* **Short exercise**: Repeat every record below exactly, leaving out the pictures.
--
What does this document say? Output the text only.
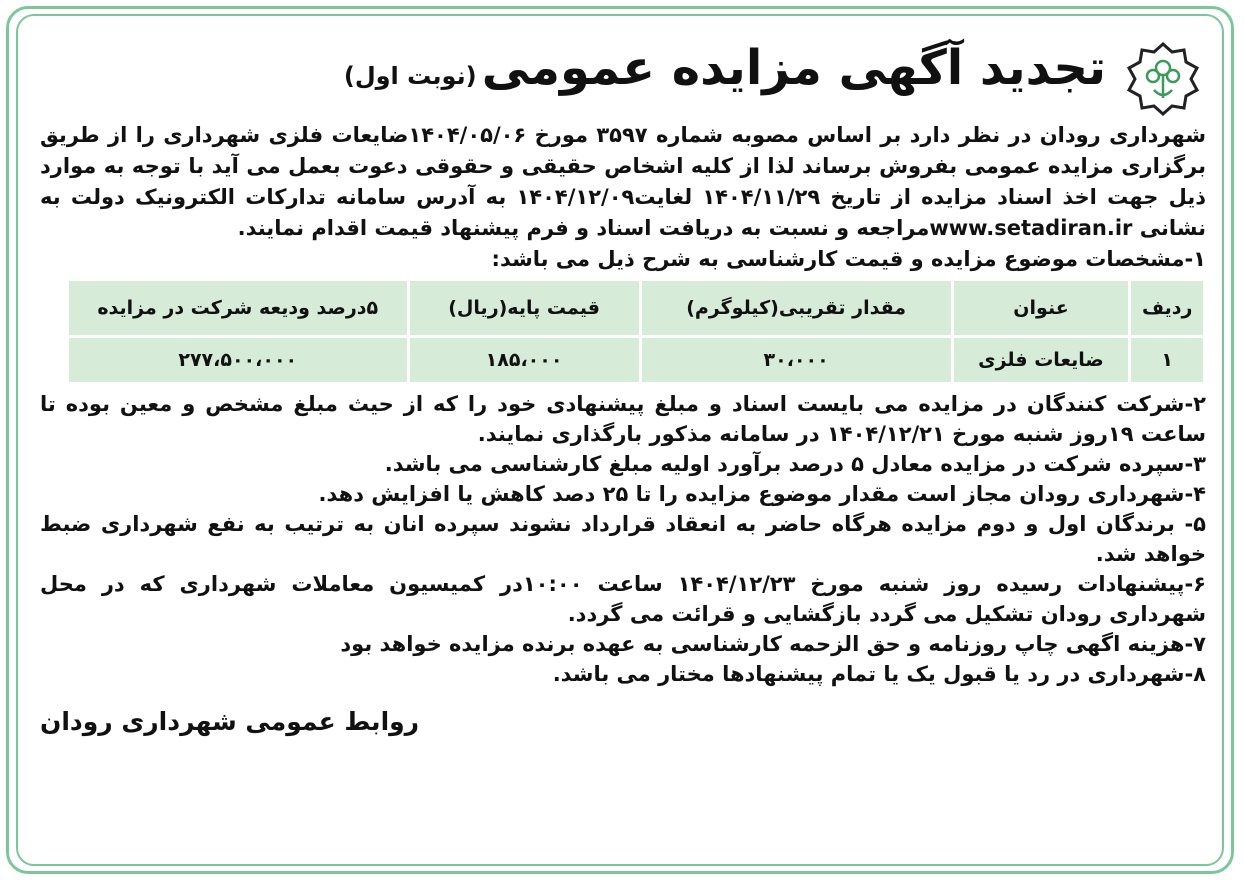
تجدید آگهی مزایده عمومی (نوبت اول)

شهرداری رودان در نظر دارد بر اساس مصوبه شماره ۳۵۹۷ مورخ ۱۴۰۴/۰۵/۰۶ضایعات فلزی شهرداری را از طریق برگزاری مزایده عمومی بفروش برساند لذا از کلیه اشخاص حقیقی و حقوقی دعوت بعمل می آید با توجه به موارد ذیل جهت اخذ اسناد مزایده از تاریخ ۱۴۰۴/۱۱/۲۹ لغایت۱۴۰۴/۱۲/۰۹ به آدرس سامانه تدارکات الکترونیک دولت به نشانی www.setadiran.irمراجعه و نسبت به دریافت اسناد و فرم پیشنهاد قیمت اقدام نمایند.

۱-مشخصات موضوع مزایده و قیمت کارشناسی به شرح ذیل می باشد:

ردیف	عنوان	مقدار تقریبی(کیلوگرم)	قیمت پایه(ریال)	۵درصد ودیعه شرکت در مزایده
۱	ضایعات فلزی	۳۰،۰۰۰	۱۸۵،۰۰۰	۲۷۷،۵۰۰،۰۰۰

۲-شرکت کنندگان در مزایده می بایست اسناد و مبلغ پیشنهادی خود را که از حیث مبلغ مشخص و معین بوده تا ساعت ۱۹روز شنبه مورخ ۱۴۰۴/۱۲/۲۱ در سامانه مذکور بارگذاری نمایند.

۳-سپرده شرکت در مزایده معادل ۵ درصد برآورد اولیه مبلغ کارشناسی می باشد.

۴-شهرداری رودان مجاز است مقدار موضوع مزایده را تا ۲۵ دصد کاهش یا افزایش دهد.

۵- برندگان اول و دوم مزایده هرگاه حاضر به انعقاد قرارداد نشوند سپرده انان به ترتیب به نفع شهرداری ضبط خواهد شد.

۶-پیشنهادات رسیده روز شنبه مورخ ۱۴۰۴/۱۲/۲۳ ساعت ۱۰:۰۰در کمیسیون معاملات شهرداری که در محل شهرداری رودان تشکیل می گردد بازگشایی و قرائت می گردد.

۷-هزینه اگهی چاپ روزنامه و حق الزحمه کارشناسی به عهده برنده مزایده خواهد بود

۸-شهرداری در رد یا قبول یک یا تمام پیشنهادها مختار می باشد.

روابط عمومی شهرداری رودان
--
* **Finished task**:
What does this document say? Output the text only.
تجدید آگهی مزایده عمومی (نوبت اول)

شهرداری رودان در نظر دارد بر اساس مصوبه شماره ۳۵۹۷ مورخ ۱۴۰۴/۰۵/۰۶ضایعات فلزی شهرداری را از طریق برگزاری مزایده عمومی بفروش برساند لذا از کلیه اشخاص حقیقی و حقوقی دعوت بعمل می آید با توجه به موارد ذیل جهت اخذ اسناد مزایده از تاریخ ۱۴۰۴/۱۱/۲۹ لغایت۱۴۰۴/۱۲/۰۹ به آدرس سامانه تدارکات الکترونیک دولت به نشانی www.setadiran.irمراجعه و نسبت به دریافت اسناد و فرم پیشنهاد قیمت اقدام نمایند.

۱-مشخصات موضوع مزایده و قیمت کارشناسی به شرح ذیل می باشد:

ردیف	عنوان	مقدار تقریبی(کیلوگرم)	قیمت پایه(ریال)	۵درصد ودیعه شرکت در مزایده
۱	ضایعات فلزی	۳۰،۰۰۰	۱۸۵،۰۰۰	۲۷۷،۵۰۰،۰۰۰

۲-شرکت کنندگان در مزایده می بایست اسناد و مبلغ پیشنهادی خود را که از حیث مبلغ مشخص و معین بوده تا ساعت ۱۹روز شنبه مورخ ۱۴۰۴/۱۲/۲۱ در سامانه مذکور بارگذاری نمایند.

۳-سپرده شرکت در مزایده معادل ۵ درصد برآورد اولیه مبلغ کارشناسی می باشد.

۴-شهرداری رودان مجاز است مقدار موضوع مزایده را تا ۲۵ دصد کاهش یا افزایش دهد.

۵- برندگان اول و دوم مزایده هرگاه حاضر به انعقاد قرارداد نشوند سپرده انان به ترتیب به نفع شهرداری ضبط خواهد شد.

۶-پیشنهادات رسیده روز شنبه مورخ ۱۴۰۴/۱۲/۲۳ ساعت ۱۰:۰۰در کمیسیون معاملات شهرداری که در محل شهرداری رودان تشکیل می گردد بازگشایی و قرائت می گردد.

۷-هزینه اگهی چاپ روزنامه و حق الزحمه کارشناسی به عهده برنده مزایده خواهد بود

۸-شهرداری در رد یا قبول یک یا تمام پیشنهادها مختار می باشد.

روابط عمومی شهرداری رودان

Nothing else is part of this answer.